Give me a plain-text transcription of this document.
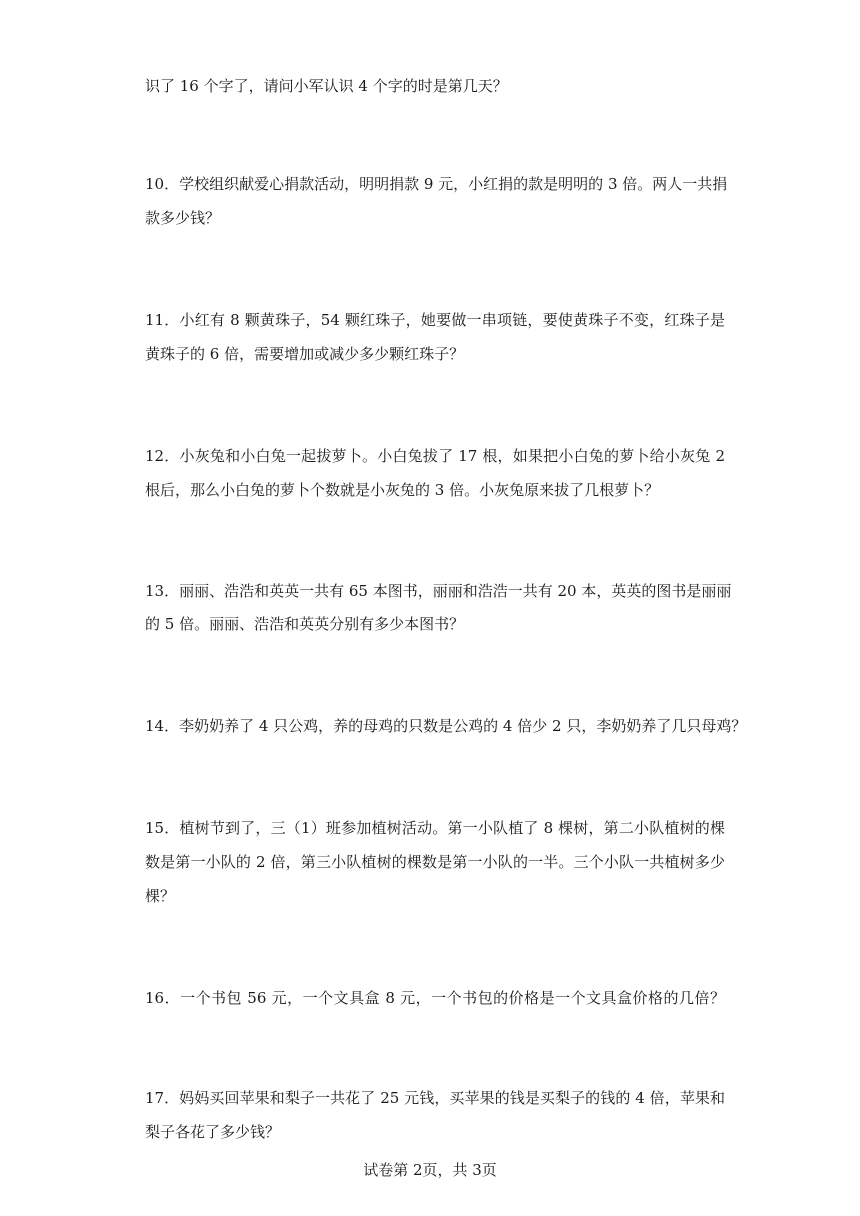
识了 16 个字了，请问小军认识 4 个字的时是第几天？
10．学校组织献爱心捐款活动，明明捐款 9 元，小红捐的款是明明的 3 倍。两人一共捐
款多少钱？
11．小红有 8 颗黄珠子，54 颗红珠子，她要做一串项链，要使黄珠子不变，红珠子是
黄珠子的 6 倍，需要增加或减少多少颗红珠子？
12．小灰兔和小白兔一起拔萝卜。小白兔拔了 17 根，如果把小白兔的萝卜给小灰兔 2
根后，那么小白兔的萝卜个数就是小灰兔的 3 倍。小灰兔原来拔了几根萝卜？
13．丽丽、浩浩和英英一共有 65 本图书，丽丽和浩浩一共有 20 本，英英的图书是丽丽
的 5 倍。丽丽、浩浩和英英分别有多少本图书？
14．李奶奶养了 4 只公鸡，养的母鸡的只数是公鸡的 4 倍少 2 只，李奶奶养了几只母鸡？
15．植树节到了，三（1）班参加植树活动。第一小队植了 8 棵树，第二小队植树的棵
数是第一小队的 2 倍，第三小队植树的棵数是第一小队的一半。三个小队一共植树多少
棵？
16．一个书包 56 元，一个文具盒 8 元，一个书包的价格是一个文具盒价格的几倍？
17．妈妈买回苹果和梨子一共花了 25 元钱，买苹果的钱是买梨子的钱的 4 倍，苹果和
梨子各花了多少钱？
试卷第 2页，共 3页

==

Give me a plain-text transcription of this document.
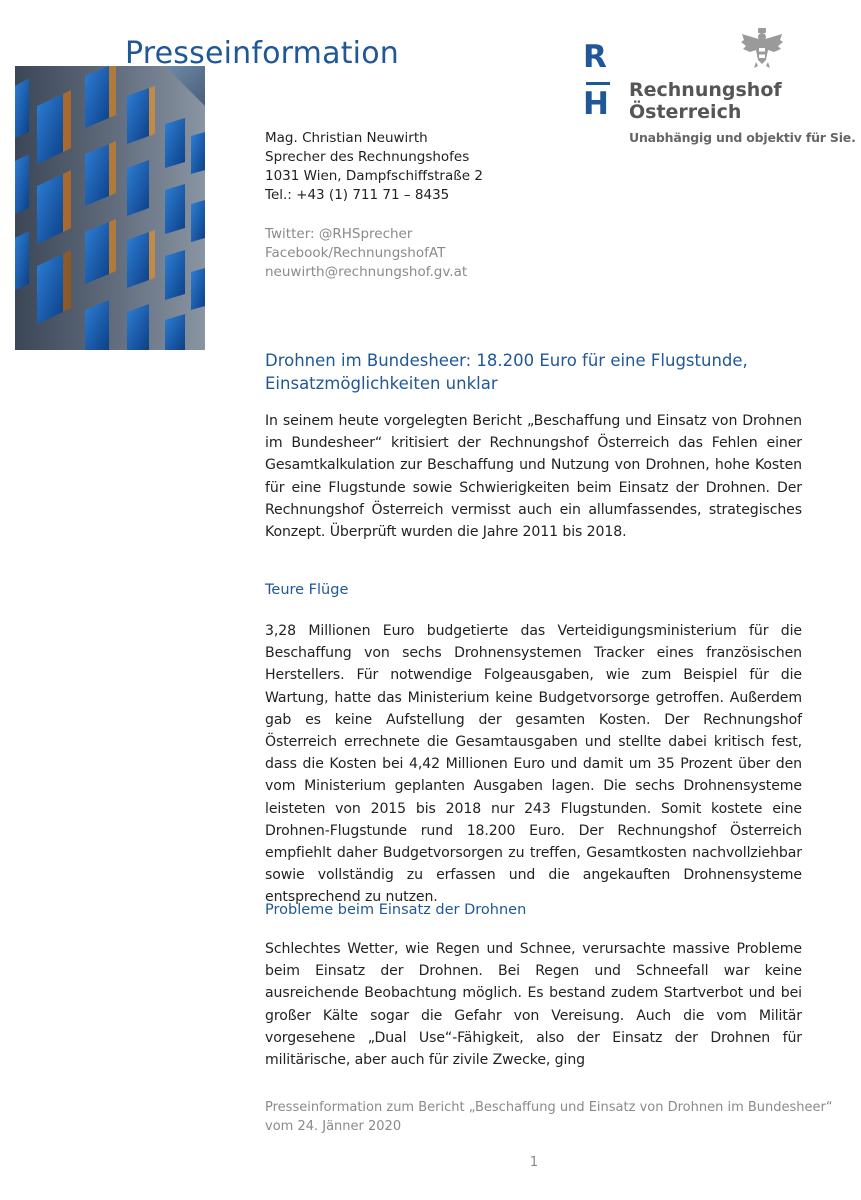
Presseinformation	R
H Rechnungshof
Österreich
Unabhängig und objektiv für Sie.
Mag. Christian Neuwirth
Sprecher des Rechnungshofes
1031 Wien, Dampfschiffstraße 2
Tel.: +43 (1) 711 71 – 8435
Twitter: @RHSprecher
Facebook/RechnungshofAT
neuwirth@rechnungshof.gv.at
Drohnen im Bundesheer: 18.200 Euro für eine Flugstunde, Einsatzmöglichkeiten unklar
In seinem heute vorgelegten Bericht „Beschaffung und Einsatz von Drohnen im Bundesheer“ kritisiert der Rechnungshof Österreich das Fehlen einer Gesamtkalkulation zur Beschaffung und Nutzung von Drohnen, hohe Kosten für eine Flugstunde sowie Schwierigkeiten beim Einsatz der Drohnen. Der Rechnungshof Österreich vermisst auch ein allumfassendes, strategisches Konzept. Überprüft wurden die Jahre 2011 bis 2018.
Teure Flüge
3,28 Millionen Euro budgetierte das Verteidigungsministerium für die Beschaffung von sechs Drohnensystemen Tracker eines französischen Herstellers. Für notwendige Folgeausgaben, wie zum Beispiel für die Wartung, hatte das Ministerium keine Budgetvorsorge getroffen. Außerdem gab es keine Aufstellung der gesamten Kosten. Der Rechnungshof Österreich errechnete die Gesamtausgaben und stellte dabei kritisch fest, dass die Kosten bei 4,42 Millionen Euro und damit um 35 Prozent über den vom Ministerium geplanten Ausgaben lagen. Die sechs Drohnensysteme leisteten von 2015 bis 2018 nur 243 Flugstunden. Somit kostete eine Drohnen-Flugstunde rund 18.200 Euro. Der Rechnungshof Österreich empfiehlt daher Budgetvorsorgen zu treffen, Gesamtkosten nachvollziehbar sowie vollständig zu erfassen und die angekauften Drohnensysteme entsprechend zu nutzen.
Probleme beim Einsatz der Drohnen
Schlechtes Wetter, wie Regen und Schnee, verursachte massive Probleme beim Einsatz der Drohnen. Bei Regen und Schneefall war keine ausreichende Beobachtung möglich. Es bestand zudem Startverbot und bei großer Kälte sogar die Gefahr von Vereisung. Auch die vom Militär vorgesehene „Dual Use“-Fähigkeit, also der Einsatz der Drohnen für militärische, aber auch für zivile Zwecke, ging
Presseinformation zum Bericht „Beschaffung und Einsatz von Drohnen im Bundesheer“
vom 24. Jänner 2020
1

▸ WHAT TO WORK ON: Say how many lines in the listing above include "Probleme". Give nothing but the number.

▸ IN RESPONSE: 2